→ What to work on
Reproduce verbatim the portion of the article below on the kidnapped Nigerian schoolgirls that begins with the words "The Nigerian military" and ends after the words "two weeks ago.".

→ Document text
--- START ---

Why Finding 300 Nigerian Schoolgirls Is So Very, Very Difficult
More: Why Finding 300 Nigerian Schoolgirls Is So Very, Very Difficult
The world isn’t just aware of the plight of three hundred girls kidnapped from their boarding school in Nigeria now. It has become, finally, invested. Globally, people are demanding that the Nigerian government do more to find the 276 girls still missing, while a hashtag, #BringBackOurGirls, unites the web behind their cause.
The world is eager to see the girls, stolen away in the night three weeks ago, returned. But part of the reason why the girls remain abducted lies in just how the government has waged its war against the terrorists who carried out the kidnapping over the last half a decade. And the terrorists who hold them captive remain an unpredictable factor, leaving even experts unsure just how to bring about their freedom from the men determined to prevent them from gaining an education.
Abubakar Shekau, leader of the Nigerian terrorist group Boko Haram, on Monday appeared in a video taking credit for the kidnapping of the girls from the Government Girls Secondary School in the town of Chibok, located in Nigeria’s northeast Borno state. In the message, Shekau threatened to sell the girls he had kidnapped, saying “God instructed me to sell them, they are his properties and I will carry out his instructions.”
The Nigerian military is facing criticism for how it has handled the kidnapping since the first hours after the girls were taken. Once they realized that the students were missing, family members went searching in the Sambisa Forest, one of the hideouts of Boko Haram. When told that they were near where the abductors had set up camp, the searchers returned to Chibok, according to the Associated Press, and appealed to the soldiers present to join them into the forest. The soldiers refused. The next day, Nigerian media reported that the military had managed to free the majority of the girls taken. Nigeria’s defense ministry was forced to withdraw that claim only a day later.
“The operation is going on and we will continue to deploy more troops,” Defense Ministry spokesman Maj. Gen. Chris Olukolade told the Associated Press. That was now two weeks ago.
Complicating matters further, since the Boko Haram uprising commenced in 2009-2010 as an institution the group has mutated to the point that negotiation to secure the girls’ release will be difficult at best. Lesley Anne Warner, Africa analyst at the CNA Corporation, told ThinkProgress in a phone interview that since Nigeria first took up the fight against Boko Haram, the government’s strategy against them has resulted in very little credibility in terms of being able to deliver the improvement in governance or service delivery needed to address Boko Haram’s grievances. “And so the group over the course of the years has become more and more radical and it’s actually not possible to negotiate with the leaders of Boko Haram right now,” she said, describing instances where efforts on the part of moderates in the group to negotiate were met with either denial of their membership in the group or public beheadings carried out by Boko Haram leadership.

--- END ---

→ Data shown
--- START ---

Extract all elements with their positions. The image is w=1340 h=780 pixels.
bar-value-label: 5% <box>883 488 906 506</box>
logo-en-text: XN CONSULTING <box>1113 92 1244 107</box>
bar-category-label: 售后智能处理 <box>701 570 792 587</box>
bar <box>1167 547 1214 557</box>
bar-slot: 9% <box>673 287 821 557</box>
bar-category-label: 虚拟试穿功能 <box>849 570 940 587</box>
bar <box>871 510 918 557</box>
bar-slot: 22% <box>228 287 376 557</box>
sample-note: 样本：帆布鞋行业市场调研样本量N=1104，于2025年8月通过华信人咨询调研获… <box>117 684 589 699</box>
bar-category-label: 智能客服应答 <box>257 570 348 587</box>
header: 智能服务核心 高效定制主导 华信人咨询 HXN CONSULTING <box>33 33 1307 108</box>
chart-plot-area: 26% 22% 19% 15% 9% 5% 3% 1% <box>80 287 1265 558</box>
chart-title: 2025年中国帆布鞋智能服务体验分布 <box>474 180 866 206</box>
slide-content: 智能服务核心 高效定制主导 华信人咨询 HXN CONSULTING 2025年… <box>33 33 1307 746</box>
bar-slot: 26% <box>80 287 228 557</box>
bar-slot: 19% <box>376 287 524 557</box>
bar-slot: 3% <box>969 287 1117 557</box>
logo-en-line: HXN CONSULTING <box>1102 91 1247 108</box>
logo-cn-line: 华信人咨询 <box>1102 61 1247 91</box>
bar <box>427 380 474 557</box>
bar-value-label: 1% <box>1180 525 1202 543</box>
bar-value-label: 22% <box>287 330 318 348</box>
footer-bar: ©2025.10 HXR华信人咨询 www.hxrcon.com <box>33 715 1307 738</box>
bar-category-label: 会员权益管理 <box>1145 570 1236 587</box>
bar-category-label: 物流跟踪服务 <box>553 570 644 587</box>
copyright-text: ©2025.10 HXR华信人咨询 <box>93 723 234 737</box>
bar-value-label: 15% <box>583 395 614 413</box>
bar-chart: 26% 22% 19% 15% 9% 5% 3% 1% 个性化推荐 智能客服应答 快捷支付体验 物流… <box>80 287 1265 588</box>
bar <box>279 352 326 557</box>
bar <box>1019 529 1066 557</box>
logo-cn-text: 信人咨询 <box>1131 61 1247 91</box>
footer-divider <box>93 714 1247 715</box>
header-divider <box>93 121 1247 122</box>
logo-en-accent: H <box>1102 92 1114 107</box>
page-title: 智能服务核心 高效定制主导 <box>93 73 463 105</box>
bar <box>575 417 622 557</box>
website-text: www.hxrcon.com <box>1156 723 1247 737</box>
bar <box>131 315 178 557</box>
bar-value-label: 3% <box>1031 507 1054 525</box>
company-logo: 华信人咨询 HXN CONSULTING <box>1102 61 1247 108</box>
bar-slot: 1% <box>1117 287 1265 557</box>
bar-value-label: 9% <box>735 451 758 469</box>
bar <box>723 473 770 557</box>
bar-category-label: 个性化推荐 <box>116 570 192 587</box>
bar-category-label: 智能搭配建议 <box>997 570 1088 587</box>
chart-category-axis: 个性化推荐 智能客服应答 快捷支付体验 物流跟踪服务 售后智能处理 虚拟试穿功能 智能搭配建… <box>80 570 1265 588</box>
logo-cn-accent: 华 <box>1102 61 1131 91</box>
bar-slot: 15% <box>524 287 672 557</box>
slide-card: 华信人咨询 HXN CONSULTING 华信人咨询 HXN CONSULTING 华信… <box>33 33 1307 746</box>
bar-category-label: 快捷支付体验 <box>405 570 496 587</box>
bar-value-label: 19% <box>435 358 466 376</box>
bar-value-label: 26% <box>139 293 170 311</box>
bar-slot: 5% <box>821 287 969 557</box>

--- END ---

→ Response for this exercise
The Nigerian military is facing criticism for how it has handled the kidnapping since the first hours after the girls were taken. Once they realized that the students were missing, family members went searching in the Sambisa Forest, one of the hideouts of Boko Haram. When told that they were near where the abductors had set up camp, the searchers returned to Chibok, according to the Associated Press, and appealed to the soldiers present to join them into the forest. The soldiers refused. The next day, Nigerian media reported that the military had managed to free the majority of the girls taken. Nigeria’s defense ministry was forced to withdraw that claim only a day later.
“The operation is going on and we will continue to deploy more troops,” Defense Ministry spokesman Maj. Gen. Chris Olukolade told the Associated Press. That was now two weeks ago.